● **Job**:
Give the number of lines that include the string "Authority", nothing more.

— Begin Supplied information —

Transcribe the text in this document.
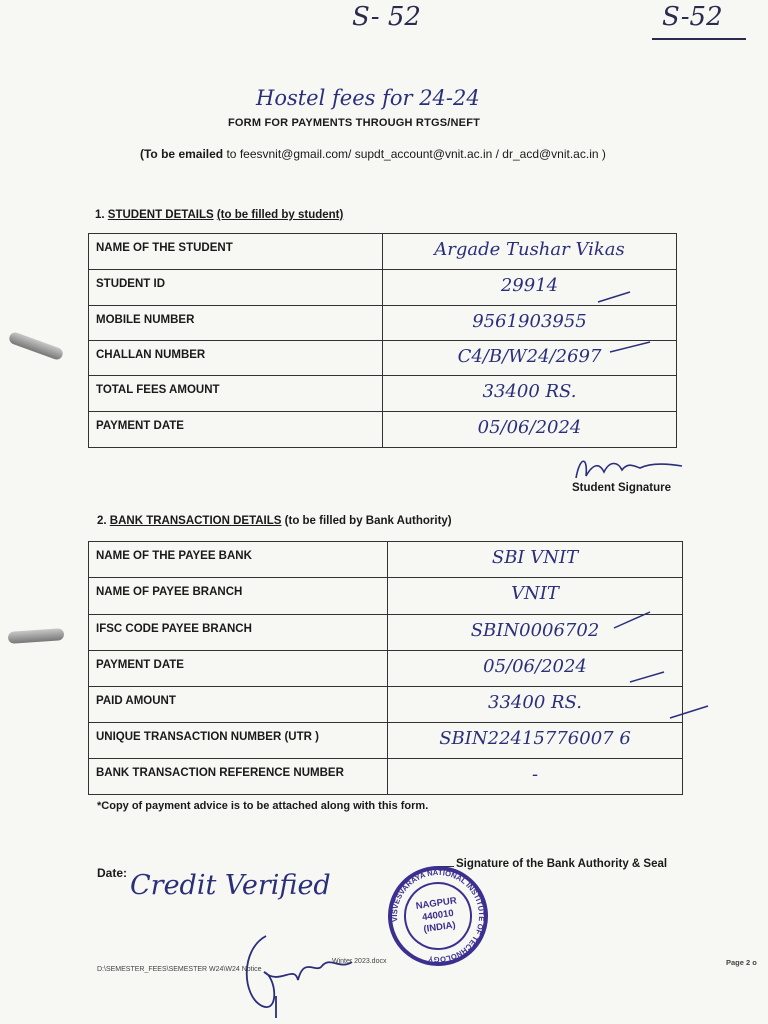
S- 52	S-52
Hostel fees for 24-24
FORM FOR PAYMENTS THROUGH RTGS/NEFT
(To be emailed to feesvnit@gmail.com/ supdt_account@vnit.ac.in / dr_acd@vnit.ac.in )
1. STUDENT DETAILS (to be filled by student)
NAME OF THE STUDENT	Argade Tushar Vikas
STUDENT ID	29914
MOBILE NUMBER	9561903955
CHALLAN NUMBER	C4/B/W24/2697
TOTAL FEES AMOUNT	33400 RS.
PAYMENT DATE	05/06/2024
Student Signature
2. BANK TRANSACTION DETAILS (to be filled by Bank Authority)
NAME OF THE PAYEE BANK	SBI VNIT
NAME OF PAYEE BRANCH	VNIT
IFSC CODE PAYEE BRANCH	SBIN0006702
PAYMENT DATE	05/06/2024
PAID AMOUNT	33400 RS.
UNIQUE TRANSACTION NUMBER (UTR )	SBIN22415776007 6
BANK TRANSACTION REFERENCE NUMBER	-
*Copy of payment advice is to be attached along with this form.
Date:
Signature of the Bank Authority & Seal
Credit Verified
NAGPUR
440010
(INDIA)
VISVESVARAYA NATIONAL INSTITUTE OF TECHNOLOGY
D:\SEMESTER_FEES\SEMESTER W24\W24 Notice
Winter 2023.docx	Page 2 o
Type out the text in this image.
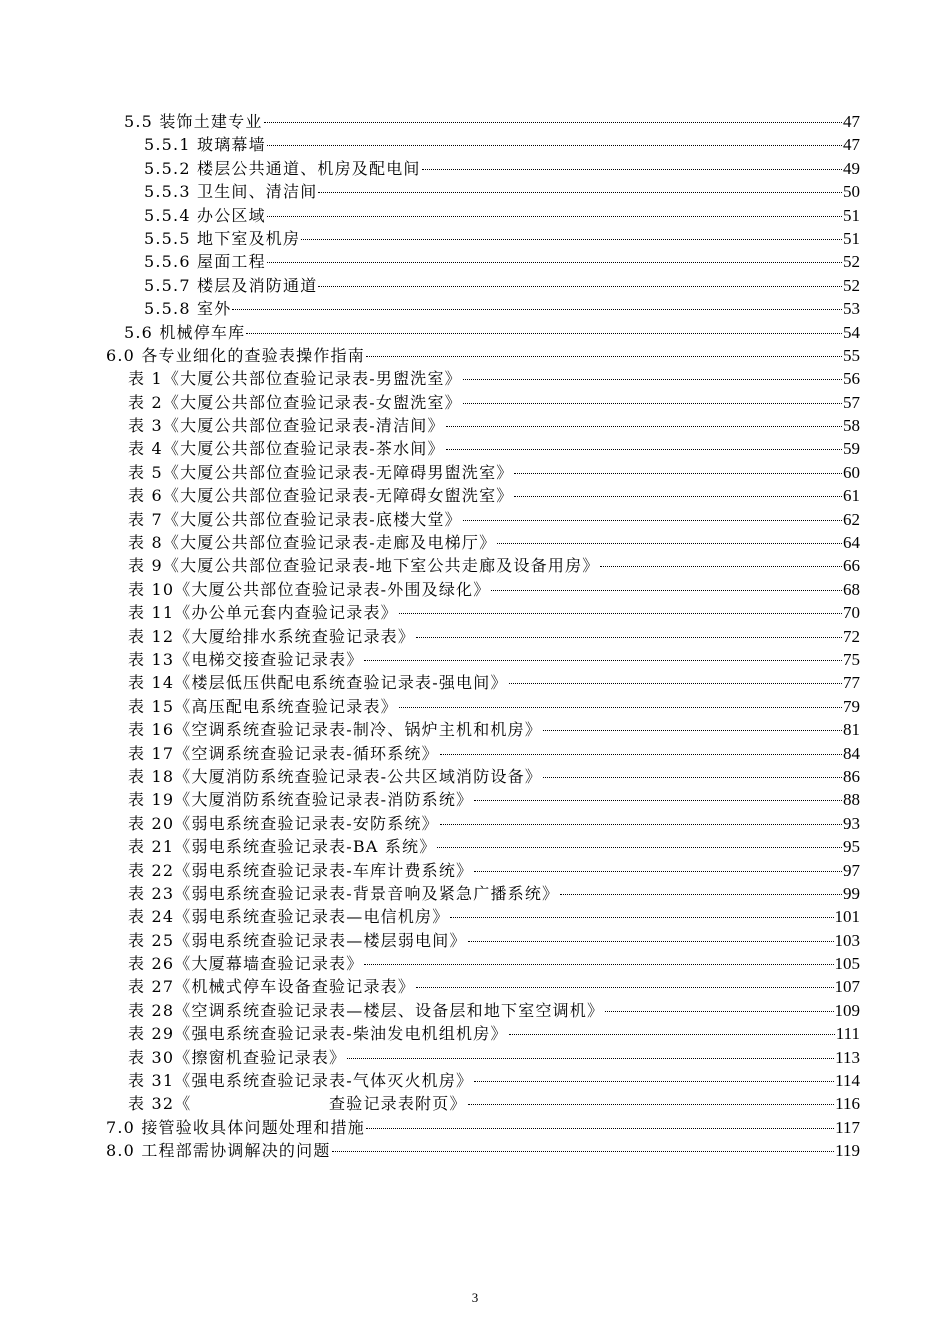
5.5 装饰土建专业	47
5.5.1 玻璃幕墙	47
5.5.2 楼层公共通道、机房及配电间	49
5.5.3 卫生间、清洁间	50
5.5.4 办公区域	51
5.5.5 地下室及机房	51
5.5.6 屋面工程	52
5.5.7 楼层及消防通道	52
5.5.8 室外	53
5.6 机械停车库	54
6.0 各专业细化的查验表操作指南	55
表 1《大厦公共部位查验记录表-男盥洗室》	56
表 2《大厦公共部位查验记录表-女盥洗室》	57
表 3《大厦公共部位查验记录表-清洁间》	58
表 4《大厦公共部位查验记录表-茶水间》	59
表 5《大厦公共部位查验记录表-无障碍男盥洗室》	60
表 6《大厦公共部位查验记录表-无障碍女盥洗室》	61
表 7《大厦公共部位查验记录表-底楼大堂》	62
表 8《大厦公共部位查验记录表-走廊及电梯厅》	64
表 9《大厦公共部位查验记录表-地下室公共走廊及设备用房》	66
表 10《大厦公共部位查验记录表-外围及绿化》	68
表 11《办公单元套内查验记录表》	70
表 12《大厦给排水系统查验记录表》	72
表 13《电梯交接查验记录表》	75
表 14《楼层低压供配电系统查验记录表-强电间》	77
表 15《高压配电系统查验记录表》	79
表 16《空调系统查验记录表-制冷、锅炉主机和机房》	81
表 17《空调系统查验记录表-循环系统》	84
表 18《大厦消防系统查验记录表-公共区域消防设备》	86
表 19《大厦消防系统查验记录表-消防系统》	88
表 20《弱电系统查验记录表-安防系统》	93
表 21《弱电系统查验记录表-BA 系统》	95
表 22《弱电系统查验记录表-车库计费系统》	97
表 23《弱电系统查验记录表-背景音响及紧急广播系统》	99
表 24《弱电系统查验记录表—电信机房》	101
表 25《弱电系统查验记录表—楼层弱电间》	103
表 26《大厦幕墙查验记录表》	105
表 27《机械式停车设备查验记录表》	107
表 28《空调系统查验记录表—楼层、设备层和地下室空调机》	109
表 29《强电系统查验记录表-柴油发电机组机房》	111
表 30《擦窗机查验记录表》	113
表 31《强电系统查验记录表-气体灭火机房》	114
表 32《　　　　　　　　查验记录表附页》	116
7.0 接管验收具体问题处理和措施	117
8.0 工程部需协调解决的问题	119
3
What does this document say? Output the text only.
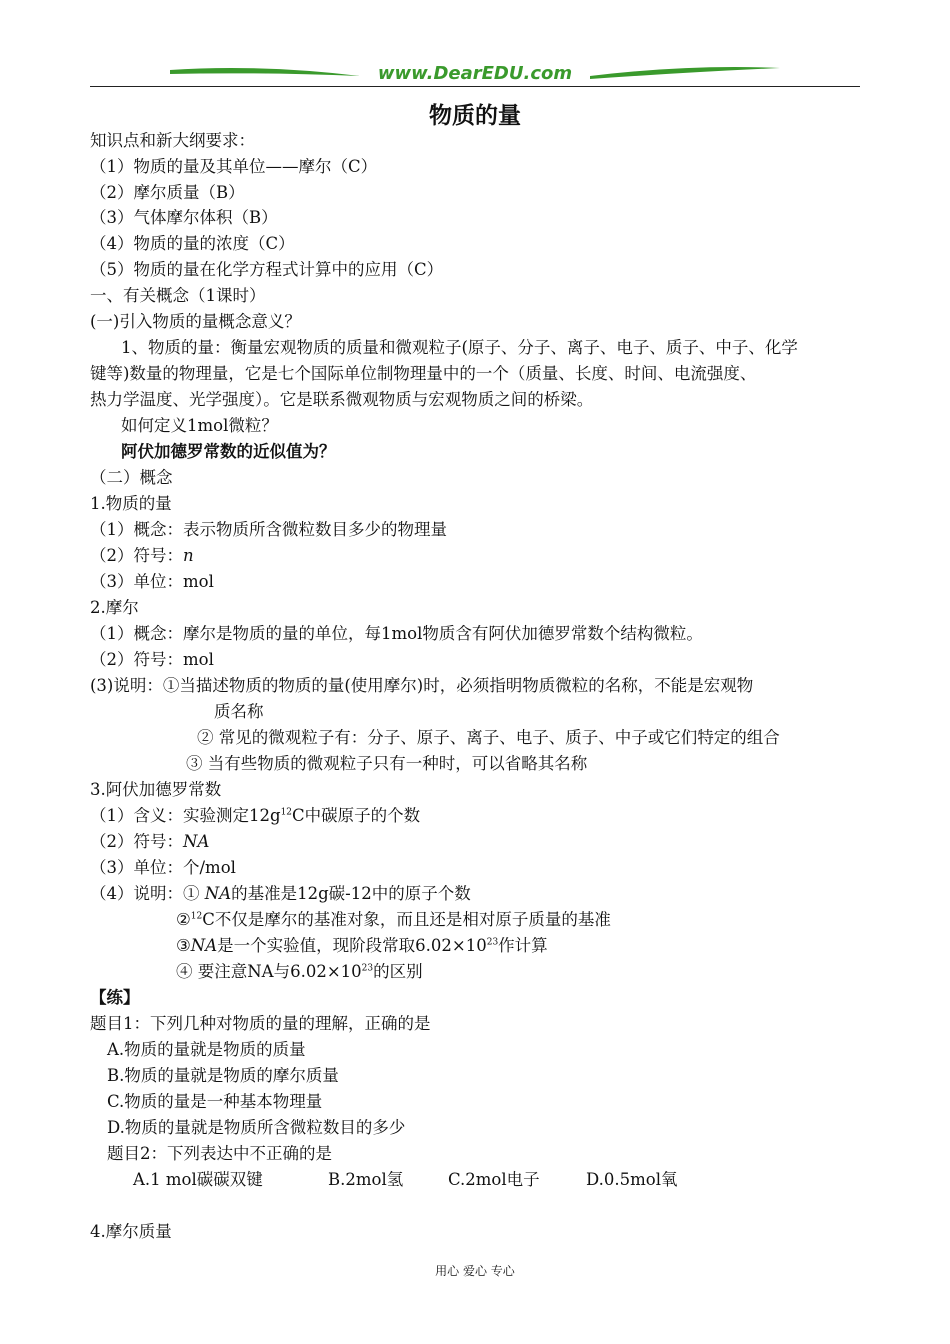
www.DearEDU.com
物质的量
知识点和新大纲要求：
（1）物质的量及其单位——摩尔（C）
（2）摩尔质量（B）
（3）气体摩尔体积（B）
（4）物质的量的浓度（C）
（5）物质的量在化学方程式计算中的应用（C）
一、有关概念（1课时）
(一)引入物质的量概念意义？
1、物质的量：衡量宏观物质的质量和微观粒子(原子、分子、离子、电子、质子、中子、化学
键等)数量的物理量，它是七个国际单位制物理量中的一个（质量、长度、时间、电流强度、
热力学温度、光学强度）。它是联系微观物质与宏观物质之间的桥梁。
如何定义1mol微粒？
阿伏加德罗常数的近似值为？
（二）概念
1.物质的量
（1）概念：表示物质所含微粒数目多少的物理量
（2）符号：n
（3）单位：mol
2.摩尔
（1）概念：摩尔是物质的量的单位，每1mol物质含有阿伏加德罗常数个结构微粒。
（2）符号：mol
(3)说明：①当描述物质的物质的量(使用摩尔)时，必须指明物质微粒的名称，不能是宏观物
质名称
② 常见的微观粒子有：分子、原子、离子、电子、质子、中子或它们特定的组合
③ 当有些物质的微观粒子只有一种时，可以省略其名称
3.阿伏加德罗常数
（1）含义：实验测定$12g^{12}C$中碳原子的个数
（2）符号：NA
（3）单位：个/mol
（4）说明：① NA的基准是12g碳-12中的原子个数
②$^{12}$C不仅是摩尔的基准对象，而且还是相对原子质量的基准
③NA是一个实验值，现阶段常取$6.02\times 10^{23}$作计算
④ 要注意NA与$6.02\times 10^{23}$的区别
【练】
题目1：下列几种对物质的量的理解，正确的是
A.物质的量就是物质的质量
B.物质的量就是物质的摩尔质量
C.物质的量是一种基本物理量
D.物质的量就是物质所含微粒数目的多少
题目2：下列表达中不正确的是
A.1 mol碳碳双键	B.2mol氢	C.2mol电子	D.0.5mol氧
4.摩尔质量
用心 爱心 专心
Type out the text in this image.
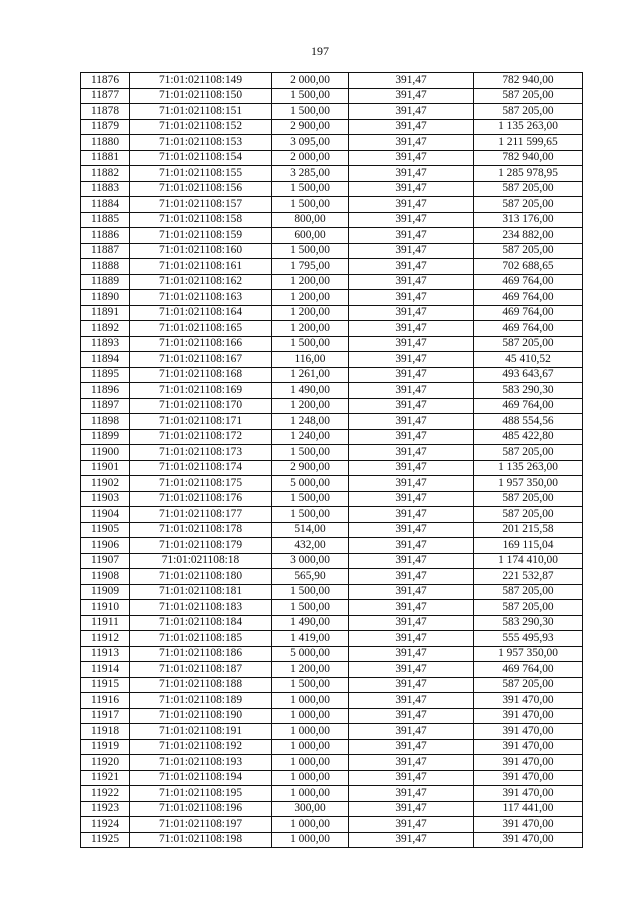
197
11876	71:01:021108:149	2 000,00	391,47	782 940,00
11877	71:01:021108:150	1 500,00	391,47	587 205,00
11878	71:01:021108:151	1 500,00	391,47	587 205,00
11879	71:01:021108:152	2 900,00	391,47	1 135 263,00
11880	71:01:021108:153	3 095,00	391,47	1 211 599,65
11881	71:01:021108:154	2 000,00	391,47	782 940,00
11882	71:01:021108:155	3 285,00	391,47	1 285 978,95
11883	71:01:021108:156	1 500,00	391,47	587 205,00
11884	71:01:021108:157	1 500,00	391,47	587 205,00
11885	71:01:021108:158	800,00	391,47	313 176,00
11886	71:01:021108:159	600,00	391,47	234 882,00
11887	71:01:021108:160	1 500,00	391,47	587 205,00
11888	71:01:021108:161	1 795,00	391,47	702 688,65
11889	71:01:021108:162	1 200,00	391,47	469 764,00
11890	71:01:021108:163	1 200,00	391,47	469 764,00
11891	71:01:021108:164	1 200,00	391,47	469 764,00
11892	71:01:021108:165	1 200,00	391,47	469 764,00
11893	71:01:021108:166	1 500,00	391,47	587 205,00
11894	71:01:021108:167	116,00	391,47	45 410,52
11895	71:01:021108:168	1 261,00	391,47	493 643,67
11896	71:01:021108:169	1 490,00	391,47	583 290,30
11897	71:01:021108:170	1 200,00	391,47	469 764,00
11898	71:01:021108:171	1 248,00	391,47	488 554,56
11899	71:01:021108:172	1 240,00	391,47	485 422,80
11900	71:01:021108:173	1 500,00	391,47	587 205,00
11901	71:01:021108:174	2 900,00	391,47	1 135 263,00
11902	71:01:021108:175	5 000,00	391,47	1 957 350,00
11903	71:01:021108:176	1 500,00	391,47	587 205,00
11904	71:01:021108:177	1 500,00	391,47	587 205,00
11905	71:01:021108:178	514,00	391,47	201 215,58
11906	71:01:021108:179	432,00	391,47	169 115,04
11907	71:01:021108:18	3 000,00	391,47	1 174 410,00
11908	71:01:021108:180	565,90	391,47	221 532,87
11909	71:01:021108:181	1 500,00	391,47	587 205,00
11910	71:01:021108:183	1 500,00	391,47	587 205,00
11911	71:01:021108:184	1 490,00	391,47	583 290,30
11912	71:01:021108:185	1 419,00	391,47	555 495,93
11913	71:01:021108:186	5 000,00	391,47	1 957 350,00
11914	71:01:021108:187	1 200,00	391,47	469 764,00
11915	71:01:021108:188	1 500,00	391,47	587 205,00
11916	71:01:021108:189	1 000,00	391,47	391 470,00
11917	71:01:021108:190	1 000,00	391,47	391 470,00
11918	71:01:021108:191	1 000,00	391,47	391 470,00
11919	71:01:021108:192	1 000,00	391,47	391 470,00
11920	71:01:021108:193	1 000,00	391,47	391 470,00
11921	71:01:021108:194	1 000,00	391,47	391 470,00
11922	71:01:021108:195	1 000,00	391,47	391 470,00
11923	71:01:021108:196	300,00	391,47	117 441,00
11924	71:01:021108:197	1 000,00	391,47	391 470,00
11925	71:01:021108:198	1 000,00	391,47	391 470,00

— End Supplied information —

● **Reply**:
2